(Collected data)
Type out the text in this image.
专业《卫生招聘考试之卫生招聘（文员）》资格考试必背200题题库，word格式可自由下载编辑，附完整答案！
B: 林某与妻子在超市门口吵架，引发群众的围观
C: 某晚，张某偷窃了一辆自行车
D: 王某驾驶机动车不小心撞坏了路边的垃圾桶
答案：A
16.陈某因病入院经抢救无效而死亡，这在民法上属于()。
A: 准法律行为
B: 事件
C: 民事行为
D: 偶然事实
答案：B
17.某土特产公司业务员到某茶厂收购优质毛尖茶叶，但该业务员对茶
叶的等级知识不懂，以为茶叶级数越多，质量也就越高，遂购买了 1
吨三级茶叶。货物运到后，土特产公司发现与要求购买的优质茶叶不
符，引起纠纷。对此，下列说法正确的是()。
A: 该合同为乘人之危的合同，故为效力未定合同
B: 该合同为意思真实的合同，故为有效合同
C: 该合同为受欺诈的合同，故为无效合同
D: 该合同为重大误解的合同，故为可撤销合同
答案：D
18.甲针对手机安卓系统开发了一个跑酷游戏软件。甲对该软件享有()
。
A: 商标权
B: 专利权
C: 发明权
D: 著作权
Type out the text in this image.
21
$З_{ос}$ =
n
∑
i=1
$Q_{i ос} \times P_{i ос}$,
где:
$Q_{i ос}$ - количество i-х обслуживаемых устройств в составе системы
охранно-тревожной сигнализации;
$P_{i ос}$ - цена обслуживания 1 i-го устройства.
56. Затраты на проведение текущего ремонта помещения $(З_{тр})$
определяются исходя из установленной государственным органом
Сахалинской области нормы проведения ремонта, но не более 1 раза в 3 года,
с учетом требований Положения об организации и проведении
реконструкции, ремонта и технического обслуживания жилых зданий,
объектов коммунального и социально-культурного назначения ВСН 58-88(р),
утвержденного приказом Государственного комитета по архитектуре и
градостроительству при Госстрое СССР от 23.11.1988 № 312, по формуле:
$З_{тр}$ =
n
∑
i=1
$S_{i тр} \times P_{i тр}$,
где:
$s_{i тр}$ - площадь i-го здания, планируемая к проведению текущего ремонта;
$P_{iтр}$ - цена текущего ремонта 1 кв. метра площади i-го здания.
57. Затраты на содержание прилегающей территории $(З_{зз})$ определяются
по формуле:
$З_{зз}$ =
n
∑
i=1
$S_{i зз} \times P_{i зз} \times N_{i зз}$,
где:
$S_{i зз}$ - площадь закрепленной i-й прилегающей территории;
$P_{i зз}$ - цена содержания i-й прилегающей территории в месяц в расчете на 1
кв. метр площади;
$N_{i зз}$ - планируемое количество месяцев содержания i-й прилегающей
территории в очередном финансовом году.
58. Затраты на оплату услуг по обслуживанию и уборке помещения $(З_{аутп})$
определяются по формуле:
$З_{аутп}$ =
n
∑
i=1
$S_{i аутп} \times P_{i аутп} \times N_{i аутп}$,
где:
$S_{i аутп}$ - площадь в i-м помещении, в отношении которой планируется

### Exercise aim
Please restate the whole listing word for word.

### The reply
Type out the text in this image.
专业《卫生招聘考试之卫生招聘（文员）》资格考试必背200题题库，word格式可自由下载编辑，附完整答案！
B: 林某与妻子在超市门口吵架，引发群众的围观
C: 某晚，张某偷窃了一辆自行车
D: 王某驾驶机动车不小心撞坏了路边的垃圾桶
答案：A
16.陈某因病入院经抢救无效而死亡，这在民法上属于()。
A: 准法律行为
B: 事件
C: 民事行为
D: 偶然事实
答案：B
17.某土特产公司业务员到某茶厂收购优质毛尖茶叶，但该业务员对茶
叶的等级知识不懂，以为茶叶级数越多，质量也就越高，遂购买了 1
吨三级茶叶。货物运到后，土特产公司发现与要求购买的优质茶叶不
符，引起纠纷。对此，下列说法正确的是()。
A: 该合同为乘人之危的合同，故为效力未定合同
B: 该合同为意思真实的合同，故为有效合同
C: 该合同为受欺诈的合同，故为无效合同
D: 该合同为重大误解的合同，故为可撤销合同
答案：D
18.甲针对手机安卓系统开发了一个跑酷游戏软件。甲对该软件享有()
。
A: 商标权
B: 专利权
C: 发明权
D: 著作权
Type out the text in this image.
21
$З_{ос}$ =
n
∑
i=1
$Q_{i ос} \times P_{i ос}$,
где:
$Q_{i ос}$ - количество i-х обслуживаемых устройств в составе системы
охранно-тревожной сигнализации;
$P_{i ос}$ - цена обслуживания 1 i-го устройства.
56. Затраты на проведение текущего ремонта помещения $(З_{тр})$
определяются исходя из установленной государственным органом
Сахалинской области нормы проведения ремонта, но не более 1 раза в 3 года,
с учетом требований Положения об организации и проведении
реконструкции, ремонта и технического обслуживания жилых зданий,
объектов коммунального и социально-культурного назначения ВСН 58-88(р),
утвержденного приказом Государственного комитета по архитектуре и
градостроительству при Госстрое СССР от 23.11.1988 № 312, по формуле:
$З_{тр}$ =
n
∑
i=1
$S_{i тр} \times P_{i тр}$,
где:
$s_{i тр}$ - площадь i-го здания, планируемая к проведению текущего ремонта;
$P_{iтр}$ - цена текущего ремонта 1 кв. метра площади i-го здания.
57. Затраты на содержание прилегающей территории $(З_{зз})$ определяются
по формуле:
$З_{зз}$ =
n
∑
i=1
$S_{i зз} \times P_{i зз} \times N_{i зз}$,
где:
$S_{i зз}$ - площадь закрепленной i-й прилегающей территории;
$P_{i зз}$ - цена содержания i-й прилегающей территории в месяц в расчете на 1
кв. метр площади;
$N_{i зз}$ - планируемое количество месяцев содержания i-й прилегающей
территории в очередном финансовом году.
58. Затраты на оплату услуг по обслуживанию и уборке помещения $(З_{аутп})$
определяются по формуле:
$З_{аутп}$ =
n
∑
i=1
$S_{i аутп} \times P_{i аутп} \times N_{i аутп}$,
где:
$S_{i аутп}$ - площадь в i-м помещении, в отношении которой планируется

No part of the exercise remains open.